What this task involves. List all lines in the material below that contain "text".

Raw records

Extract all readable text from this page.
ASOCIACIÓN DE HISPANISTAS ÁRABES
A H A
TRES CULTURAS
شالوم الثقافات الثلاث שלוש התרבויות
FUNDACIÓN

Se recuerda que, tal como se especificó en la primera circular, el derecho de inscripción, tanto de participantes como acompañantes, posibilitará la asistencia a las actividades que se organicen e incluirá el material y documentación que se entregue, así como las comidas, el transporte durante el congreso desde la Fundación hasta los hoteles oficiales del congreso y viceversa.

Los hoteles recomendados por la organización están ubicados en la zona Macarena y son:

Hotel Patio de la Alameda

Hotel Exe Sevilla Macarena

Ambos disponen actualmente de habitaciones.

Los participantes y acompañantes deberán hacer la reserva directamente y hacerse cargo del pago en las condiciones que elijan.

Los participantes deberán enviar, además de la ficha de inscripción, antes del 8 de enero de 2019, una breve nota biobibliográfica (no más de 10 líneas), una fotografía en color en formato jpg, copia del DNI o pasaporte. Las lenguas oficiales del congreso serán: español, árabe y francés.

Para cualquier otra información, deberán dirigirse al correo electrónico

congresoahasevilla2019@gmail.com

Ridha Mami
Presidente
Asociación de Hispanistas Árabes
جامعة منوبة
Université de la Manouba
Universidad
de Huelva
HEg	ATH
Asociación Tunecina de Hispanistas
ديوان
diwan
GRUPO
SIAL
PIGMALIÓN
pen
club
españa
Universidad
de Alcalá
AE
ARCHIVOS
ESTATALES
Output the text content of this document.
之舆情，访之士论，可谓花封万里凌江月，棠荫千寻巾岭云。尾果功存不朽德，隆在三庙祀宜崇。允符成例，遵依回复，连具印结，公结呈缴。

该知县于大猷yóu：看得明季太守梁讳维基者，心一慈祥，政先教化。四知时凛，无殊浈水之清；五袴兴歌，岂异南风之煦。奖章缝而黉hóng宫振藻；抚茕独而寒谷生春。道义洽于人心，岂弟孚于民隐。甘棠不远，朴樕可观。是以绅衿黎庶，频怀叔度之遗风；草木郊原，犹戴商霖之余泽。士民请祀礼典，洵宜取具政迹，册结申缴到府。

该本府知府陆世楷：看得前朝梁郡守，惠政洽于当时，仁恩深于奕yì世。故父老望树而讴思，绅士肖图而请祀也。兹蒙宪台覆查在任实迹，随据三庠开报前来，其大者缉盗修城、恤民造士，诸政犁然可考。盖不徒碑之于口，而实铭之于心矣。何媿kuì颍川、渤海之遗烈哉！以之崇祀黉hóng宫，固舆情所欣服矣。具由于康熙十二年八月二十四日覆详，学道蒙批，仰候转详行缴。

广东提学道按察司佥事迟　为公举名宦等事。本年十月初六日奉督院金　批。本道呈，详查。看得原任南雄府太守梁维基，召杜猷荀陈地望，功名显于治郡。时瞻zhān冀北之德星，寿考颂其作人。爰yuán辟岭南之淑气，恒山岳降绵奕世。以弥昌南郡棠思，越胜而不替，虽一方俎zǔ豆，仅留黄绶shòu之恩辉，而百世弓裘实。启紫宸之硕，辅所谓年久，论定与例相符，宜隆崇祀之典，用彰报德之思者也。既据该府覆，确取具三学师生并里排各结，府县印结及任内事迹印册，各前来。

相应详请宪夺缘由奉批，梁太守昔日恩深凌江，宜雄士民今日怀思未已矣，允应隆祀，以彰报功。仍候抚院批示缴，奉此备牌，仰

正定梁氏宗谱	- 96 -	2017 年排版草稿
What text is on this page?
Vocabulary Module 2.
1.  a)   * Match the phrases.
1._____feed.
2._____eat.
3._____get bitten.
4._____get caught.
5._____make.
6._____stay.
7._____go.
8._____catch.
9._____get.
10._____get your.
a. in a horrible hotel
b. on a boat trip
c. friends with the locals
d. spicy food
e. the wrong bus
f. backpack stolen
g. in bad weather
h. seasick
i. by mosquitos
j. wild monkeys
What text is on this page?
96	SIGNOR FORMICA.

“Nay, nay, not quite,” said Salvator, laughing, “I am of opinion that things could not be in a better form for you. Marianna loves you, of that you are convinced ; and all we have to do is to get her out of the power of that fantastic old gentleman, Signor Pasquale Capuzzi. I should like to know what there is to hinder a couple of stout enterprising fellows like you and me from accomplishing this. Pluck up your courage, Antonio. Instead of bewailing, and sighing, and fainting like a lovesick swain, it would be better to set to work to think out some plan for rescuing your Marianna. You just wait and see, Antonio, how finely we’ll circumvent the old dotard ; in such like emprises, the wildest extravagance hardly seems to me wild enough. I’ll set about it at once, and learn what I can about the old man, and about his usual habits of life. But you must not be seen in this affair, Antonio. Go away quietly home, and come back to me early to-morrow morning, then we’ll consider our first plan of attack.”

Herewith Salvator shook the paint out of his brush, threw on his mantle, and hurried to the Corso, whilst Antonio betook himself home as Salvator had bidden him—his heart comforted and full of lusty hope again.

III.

Written answer.
Extract all readable text from this page.
Output the text content of this document.
What text is on this page?
What text is on this page?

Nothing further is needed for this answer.